- **The exercise**
Search the records below for the word "Activity". Pull out each line that has it.

-- begin Stored rows --

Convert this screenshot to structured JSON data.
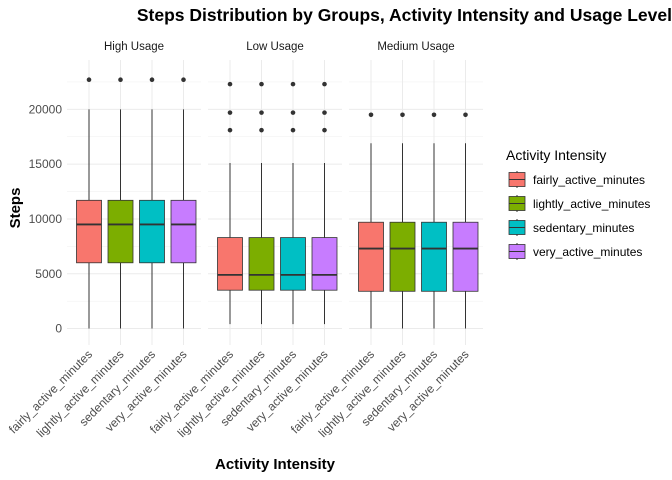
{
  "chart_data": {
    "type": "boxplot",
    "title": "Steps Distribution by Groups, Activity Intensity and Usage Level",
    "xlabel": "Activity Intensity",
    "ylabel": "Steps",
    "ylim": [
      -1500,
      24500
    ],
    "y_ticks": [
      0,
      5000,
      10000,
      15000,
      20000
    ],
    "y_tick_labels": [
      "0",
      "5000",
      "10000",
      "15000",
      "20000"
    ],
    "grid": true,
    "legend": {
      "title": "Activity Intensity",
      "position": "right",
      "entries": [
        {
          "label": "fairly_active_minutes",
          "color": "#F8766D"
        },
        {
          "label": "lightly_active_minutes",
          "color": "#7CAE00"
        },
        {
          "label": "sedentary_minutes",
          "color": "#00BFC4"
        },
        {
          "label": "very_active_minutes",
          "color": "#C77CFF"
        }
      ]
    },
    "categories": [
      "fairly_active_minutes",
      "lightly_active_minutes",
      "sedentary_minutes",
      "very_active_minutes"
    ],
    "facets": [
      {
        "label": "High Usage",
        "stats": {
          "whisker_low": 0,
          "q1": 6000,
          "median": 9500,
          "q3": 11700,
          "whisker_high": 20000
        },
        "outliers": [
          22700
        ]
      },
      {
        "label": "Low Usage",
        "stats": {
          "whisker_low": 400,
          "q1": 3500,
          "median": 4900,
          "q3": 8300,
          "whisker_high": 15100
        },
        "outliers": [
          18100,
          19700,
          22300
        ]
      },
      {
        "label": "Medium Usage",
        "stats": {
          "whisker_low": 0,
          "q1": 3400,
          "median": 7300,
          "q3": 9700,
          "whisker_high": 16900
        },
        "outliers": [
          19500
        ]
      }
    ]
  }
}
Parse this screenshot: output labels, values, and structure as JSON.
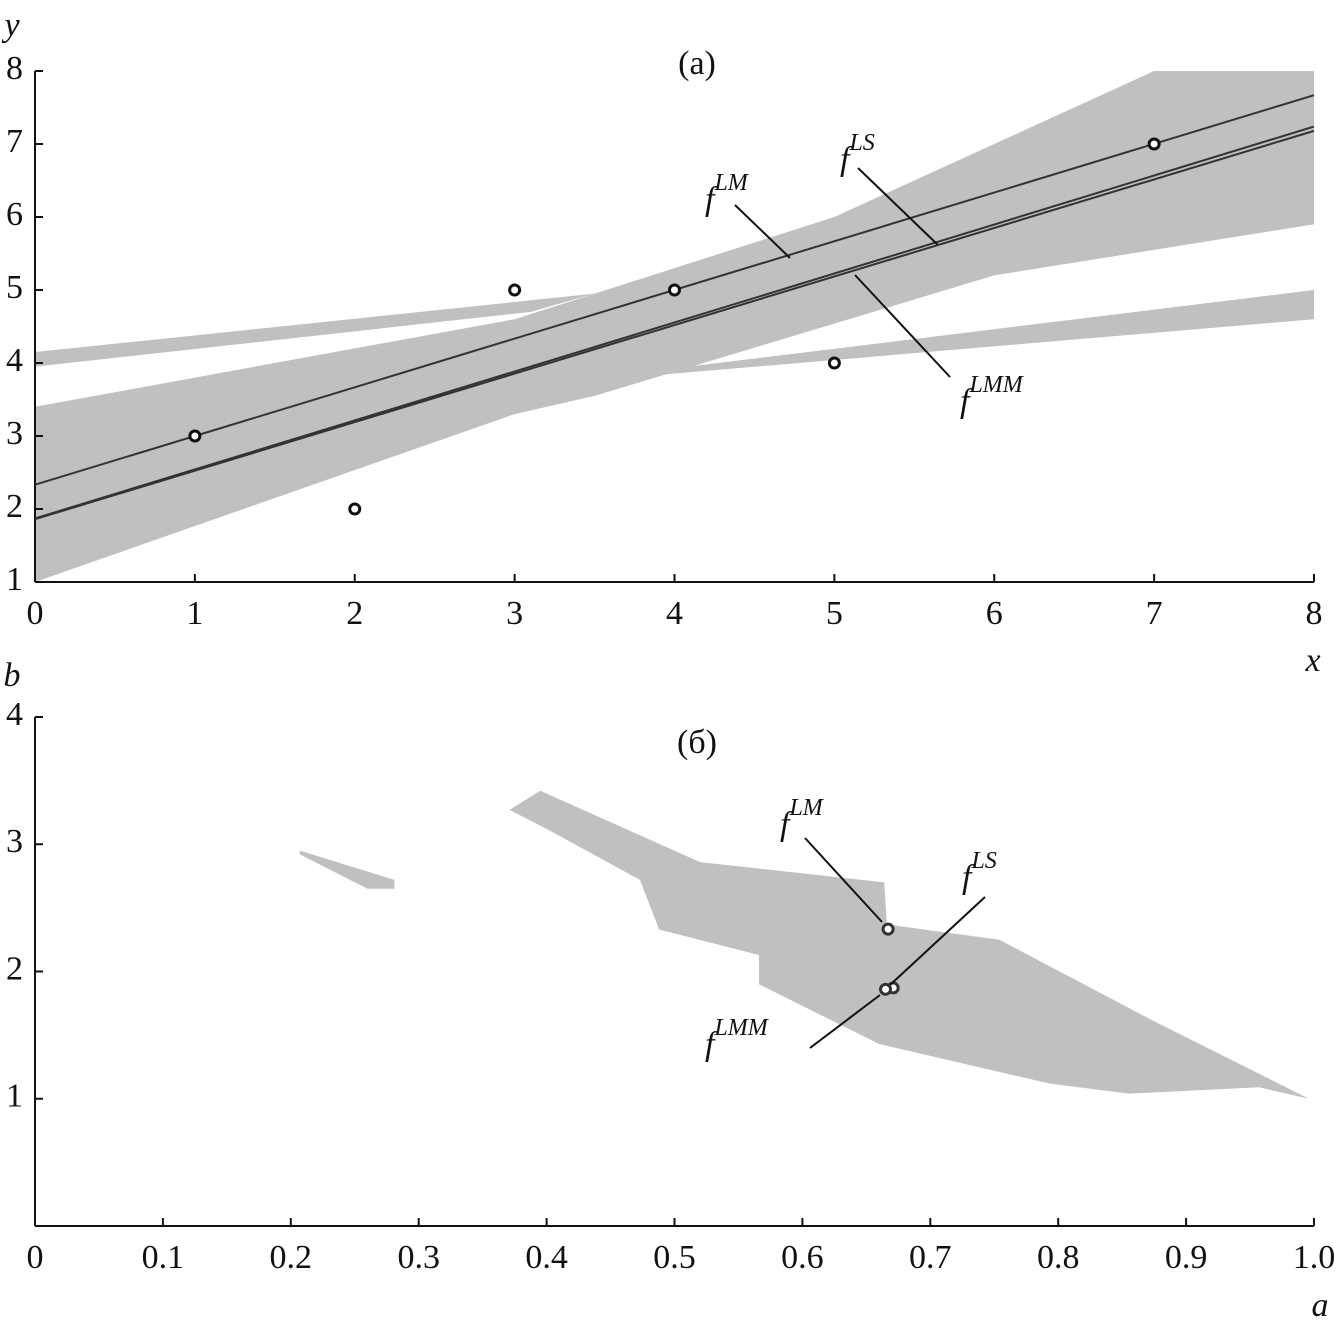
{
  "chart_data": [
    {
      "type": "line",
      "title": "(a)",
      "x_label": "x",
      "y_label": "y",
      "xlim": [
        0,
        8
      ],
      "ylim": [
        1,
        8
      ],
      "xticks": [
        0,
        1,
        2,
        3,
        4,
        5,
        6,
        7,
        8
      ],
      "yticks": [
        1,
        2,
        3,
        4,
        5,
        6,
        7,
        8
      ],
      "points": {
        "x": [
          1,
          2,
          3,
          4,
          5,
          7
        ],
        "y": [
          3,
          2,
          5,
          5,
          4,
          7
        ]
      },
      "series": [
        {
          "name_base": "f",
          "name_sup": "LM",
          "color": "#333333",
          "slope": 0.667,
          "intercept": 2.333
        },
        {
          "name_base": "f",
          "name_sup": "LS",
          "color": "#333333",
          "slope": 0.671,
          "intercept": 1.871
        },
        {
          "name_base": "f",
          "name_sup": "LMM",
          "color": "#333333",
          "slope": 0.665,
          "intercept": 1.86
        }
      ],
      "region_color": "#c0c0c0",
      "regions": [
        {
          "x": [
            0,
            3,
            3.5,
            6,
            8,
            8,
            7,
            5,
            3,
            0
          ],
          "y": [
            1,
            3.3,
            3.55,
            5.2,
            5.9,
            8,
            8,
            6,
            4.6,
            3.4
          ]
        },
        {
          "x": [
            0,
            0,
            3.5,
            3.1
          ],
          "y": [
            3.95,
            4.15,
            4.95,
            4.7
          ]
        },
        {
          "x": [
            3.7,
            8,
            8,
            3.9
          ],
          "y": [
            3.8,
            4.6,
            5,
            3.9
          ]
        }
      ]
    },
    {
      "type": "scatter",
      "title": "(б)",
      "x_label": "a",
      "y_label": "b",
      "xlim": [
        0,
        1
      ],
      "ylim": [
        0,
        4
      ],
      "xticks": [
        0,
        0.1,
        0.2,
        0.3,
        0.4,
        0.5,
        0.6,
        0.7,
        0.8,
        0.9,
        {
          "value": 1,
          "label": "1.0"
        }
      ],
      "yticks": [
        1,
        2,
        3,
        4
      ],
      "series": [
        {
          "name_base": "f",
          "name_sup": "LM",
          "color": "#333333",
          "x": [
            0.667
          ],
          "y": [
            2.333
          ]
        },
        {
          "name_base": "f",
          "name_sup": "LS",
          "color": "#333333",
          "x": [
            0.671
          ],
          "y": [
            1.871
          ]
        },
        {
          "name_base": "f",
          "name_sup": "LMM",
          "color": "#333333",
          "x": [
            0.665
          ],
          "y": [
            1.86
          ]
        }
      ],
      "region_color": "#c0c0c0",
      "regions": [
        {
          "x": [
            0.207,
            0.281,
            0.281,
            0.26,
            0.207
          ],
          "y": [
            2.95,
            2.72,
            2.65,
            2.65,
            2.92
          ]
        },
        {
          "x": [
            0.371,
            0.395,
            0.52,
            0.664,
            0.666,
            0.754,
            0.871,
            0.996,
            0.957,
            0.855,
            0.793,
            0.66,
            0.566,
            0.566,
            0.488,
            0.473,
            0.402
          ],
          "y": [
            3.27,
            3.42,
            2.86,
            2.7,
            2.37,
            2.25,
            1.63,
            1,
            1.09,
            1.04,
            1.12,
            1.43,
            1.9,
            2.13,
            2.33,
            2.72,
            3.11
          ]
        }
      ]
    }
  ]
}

-- end Stored rows --
-- begin Stored rows --

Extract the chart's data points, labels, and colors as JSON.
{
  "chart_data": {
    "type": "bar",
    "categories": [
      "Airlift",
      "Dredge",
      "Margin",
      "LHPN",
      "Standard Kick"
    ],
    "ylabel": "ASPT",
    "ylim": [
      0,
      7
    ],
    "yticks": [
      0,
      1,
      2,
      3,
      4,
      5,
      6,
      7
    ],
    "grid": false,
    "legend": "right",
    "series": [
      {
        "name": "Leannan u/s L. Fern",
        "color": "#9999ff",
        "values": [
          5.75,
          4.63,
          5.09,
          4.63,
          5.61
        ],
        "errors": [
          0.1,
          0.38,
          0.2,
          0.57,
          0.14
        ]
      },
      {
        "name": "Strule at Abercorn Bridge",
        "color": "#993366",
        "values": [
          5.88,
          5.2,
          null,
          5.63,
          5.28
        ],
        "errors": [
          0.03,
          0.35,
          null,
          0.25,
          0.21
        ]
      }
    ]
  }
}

-- end Stored rows --

- **Answer**
    "title": "Steps Distribution by Groups, Activity Intensity and Usage Level",
    "xlabel": "Activity Intensity",
      "title": "Activity Intensity",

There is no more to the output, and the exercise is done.